== ITEMS
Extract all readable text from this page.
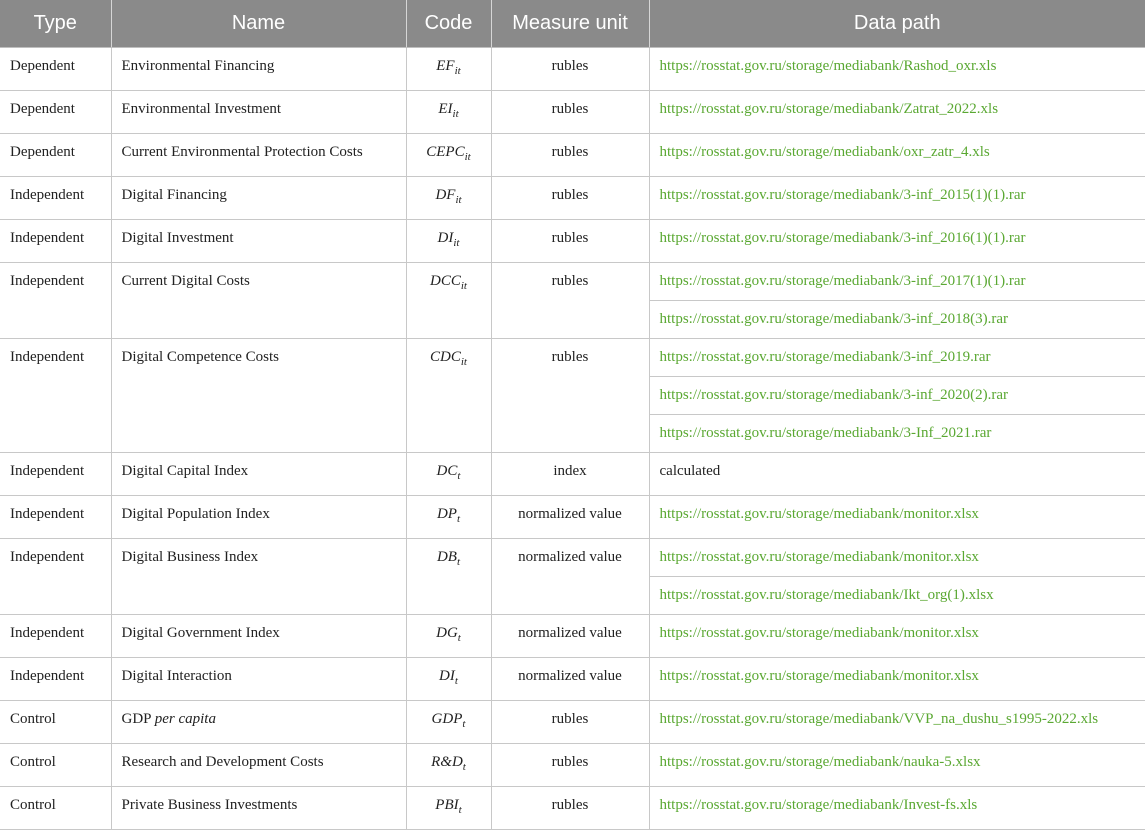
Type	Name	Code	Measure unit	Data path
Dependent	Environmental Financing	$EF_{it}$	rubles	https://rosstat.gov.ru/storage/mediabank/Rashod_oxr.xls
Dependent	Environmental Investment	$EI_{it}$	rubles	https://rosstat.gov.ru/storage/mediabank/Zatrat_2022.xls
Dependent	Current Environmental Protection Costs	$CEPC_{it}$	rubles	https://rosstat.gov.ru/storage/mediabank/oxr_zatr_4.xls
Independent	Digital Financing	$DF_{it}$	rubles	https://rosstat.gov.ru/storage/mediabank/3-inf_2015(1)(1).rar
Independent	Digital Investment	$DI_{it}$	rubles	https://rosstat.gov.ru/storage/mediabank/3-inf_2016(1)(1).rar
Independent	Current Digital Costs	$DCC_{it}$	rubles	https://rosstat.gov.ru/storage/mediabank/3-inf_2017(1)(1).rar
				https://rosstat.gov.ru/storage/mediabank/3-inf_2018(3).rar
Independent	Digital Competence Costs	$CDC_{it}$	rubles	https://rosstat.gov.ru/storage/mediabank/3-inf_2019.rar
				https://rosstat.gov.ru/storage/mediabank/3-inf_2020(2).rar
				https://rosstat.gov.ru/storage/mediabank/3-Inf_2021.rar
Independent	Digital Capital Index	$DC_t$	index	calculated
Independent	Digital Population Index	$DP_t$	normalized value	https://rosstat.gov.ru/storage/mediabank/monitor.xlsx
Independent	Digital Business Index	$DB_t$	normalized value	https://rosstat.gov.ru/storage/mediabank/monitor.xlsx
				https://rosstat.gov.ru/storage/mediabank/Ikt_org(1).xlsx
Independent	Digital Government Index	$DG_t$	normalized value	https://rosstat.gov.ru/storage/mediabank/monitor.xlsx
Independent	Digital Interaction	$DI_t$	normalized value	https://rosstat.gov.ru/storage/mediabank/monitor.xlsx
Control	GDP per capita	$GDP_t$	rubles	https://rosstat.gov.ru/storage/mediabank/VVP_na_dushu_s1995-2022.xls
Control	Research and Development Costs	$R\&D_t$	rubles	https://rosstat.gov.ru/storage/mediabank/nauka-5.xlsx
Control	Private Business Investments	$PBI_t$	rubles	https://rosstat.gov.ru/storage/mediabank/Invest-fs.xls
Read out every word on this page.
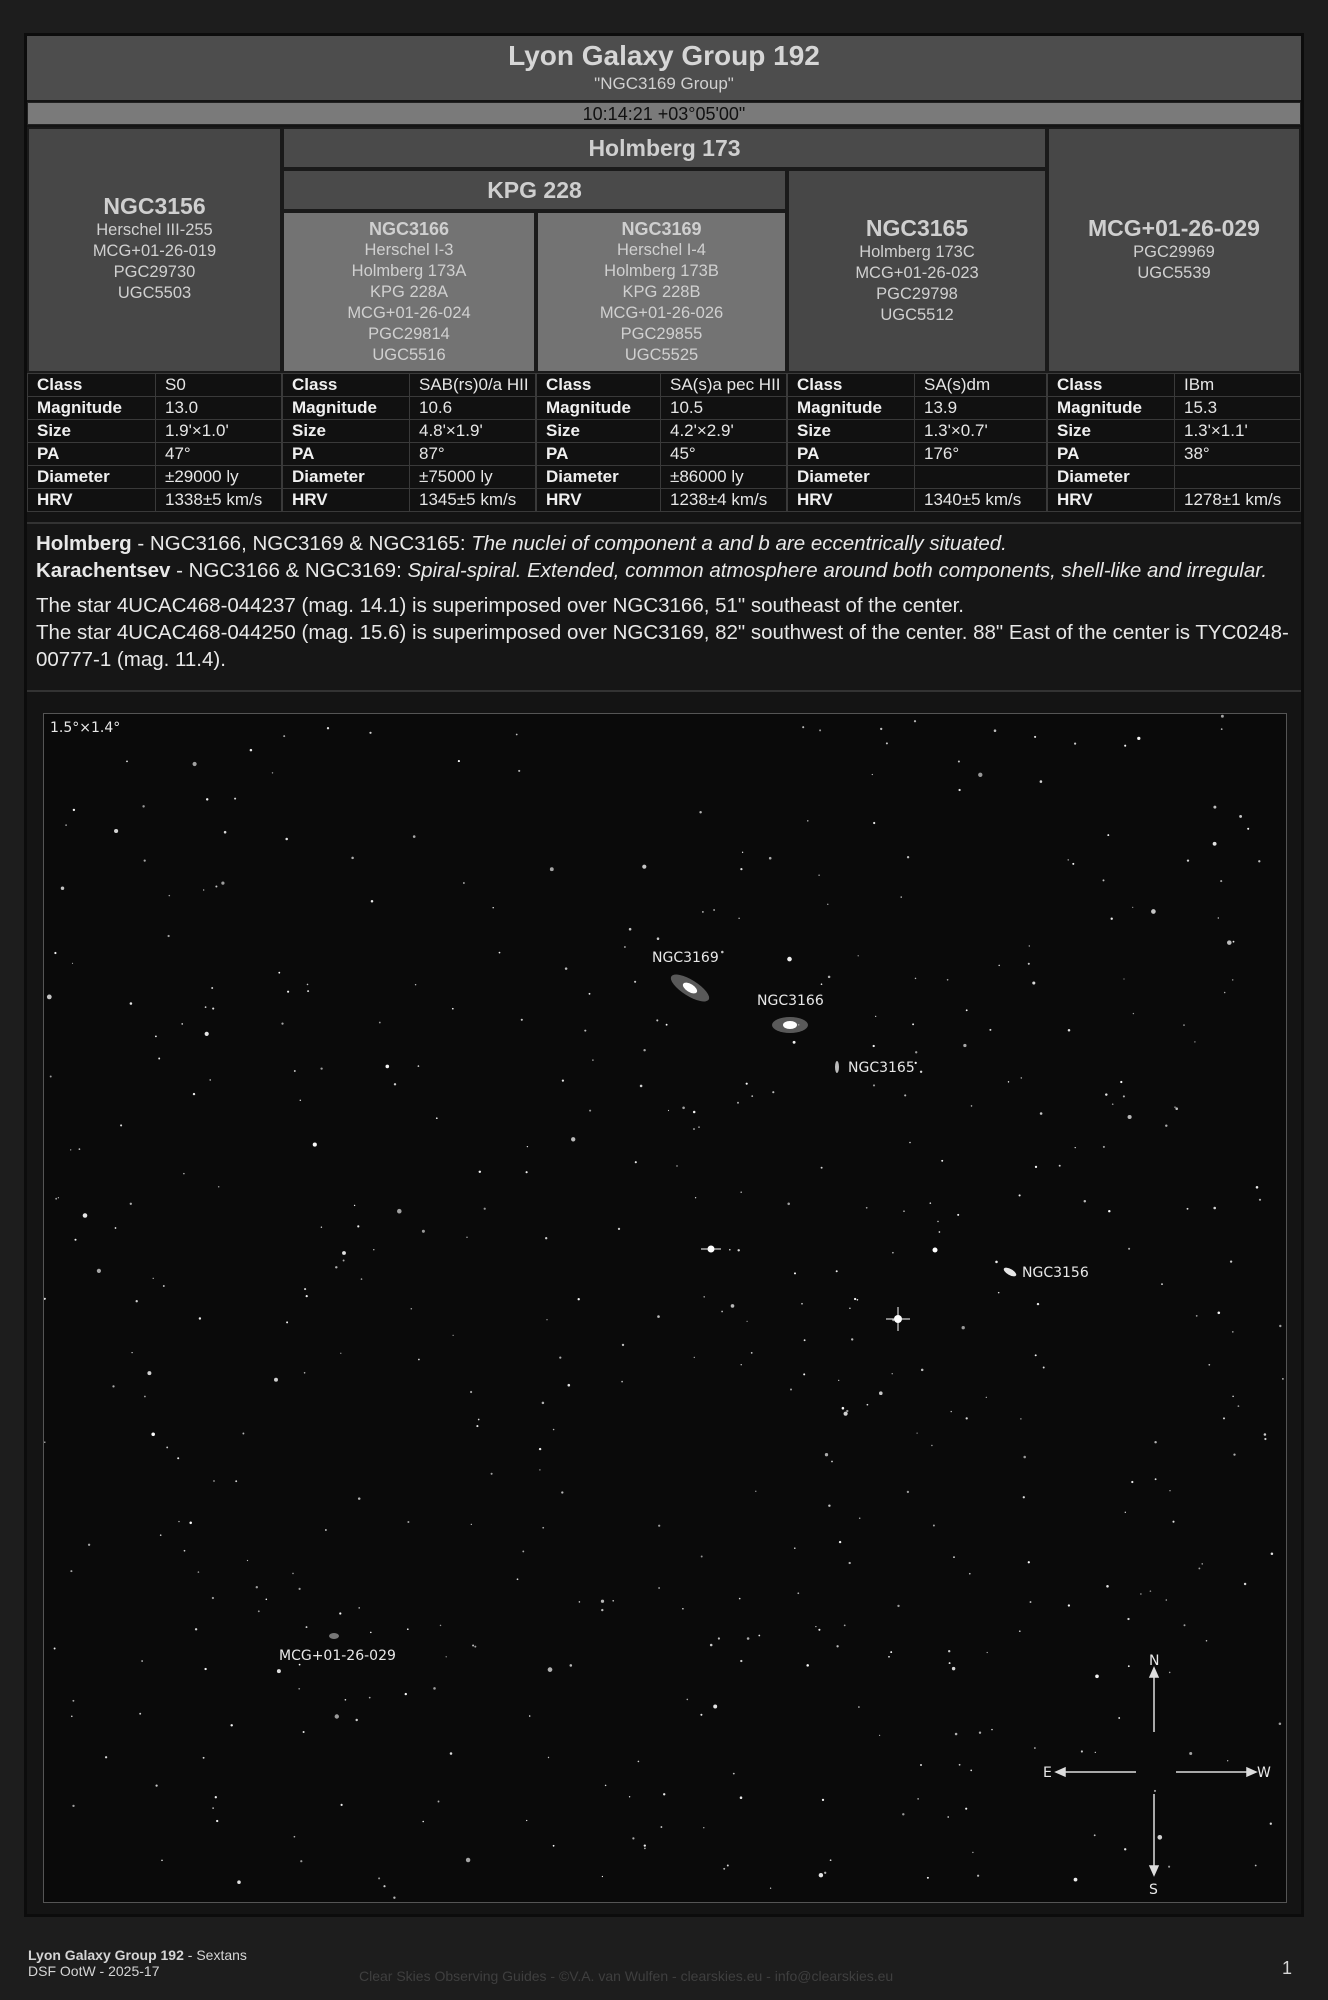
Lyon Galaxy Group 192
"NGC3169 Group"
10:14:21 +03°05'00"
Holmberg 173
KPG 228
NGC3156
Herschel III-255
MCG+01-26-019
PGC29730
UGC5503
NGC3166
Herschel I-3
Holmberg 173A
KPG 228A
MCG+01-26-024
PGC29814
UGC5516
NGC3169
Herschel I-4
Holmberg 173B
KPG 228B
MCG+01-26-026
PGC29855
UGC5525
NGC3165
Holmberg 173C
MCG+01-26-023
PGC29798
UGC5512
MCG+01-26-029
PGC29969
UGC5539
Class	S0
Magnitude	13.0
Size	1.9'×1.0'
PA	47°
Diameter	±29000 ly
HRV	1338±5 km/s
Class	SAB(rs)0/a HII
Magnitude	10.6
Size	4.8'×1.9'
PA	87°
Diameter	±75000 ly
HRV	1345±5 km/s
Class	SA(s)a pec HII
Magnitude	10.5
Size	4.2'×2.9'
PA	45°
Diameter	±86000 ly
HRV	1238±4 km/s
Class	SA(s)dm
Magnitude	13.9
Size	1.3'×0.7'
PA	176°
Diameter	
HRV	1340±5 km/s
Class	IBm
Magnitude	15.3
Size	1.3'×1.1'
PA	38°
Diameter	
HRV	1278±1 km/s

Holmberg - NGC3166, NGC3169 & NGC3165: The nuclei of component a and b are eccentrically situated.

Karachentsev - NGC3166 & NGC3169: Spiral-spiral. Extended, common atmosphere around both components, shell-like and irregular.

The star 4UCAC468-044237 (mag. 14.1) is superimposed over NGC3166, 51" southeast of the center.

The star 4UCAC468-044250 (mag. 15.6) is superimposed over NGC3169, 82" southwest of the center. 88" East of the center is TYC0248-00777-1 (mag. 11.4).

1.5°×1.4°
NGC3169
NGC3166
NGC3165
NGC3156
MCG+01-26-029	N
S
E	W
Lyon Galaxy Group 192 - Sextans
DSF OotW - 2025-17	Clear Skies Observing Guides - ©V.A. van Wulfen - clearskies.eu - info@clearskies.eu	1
====
## TO BE DONE
From the entries above, select each line containing the string "Index".

## SOLUTION TO THIS EXERCISE
Independent	Digital Capital Index	$DC_t$	index	calculated
Independent	Digital Population Index	$DP_t$	normalized value	https://rosstat.gov.ru/storage/mediabank/monitor.xlsx
Independent	Digital Business Index	$DB_t$	normalized value	https://rosstat.gov.ru/storage/mediabank/monitor.xlsx
Independent	Digital Government Index	$DG_t$	normalized value	https://rosstat.gov.ru/storage/mediabank/monitor.xlsx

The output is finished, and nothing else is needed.